* Exercise details
All of the entries below must be copied out exactly.

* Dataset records
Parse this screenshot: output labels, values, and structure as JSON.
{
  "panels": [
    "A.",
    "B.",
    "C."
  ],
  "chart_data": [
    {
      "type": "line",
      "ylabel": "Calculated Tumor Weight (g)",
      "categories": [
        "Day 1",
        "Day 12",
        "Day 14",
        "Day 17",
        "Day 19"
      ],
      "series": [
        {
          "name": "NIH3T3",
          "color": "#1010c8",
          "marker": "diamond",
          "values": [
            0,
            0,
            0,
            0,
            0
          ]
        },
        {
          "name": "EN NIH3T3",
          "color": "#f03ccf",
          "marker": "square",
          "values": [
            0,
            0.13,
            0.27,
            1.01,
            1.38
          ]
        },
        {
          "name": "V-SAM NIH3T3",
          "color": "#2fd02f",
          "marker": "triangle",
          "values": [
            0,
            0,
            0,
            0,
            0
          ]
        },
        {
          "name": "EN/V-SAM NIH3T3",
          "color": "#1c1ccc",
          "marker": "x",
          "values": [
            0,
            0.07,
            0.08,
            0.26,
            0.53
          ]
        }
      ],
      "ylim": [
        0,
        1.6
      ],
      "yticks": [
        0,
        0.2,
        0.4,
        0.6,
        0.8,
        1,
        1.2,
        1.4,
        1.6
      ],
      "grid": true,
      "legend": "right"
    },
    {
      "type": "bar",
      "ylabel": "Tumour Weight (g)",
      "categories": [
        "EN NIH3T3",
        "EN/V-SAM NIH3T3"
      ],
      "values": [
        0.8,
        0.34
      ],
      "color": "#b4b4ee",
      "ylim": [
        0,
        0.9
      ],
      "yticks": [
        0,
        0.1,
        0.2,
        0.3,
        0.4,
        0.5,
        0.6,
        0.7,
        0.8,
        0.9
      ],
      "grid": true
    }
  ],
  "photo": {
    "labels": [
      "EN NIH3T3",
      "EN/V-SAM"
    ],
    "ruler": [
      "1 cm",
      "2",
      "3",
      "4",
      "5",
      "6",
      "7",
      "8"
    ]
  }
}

* Solution to the problem
Parse this screenshot: output labels, values, and structure as JSON.
{
  "panels": [
    "A.",
    "B.",
    "C."
  ],
  "chart_data": [
    {
      "type": "line",
      "ylabel": "Calculated Tumor Weight (g)",
      "categories": [
        "Day 1",
        "Day 12",
        "Day 14",
        "Day 17",
        "Day 19"
      ],
      "series": [
        {
          "name": "NIH3T3",
          "color": "#1010c8",
          "marker": "diamond",
          "values": [
            0,
            0,
            0,
            0,
            0
          ]
        },
        {
          "name": "EN NIH3T3",
          "color": "#f03ccf",
          "marker": "square",
          "values": [
            0,
            0.13,
            0.27,
            1.01,
            1.38
          ]
        },
        {
          "name": "V-SAM NIH3T3",
          "color": "#2fd02f",
          "marker": "triangle",
          "values": [
            0,
            0,
            0,
            0,
            0
          ]
        },
        {
          "name": "EN/V-SAM NIH3T3",
          "color": "#1c1ccc",
          "marker": "x",
          "values": [
            0,
            0.07,
            0.08,
            0.26,
            0.53
          ]
        }
      ],
      "ylim": [
        0,
        1.6
      ],
      "yticks": [
        0,
        0.2,
        0.4,
        0.6,
        0.8,
        1,
        1.2,
        1.4,
        1.6
      ],
      "grid": true,
      "legend": "right"
    },
    {
      "type": "bar",
      "ylabel": "Tumour Weight (g)",
      "categories": [
        "EN NIH3T3",
        "EN/V-SAM NIH3T3"
      ],
      "values": [
        0.8,
        0.34
      ],
      "color": "#b4b4ee",
      "ylim": [
        0,
        0.9
      ],
      "yticks": [
        0,
        0.1,
        0.2,
        0.3,
        0.4,
        0.5,
        0.6,
        0.7,
        0.8,
        0.9
      ],
      "grid": true
    }
  ],
  "photo": {
    "labels": [
      "EN NIH3T3",
      "EN/V-SAM"
    ],
    "ruler": [
      "1 cm",
      "2",
      "3",
      "4",
      "5",
      "6",
      "7",
      "8"
    ]
  }
}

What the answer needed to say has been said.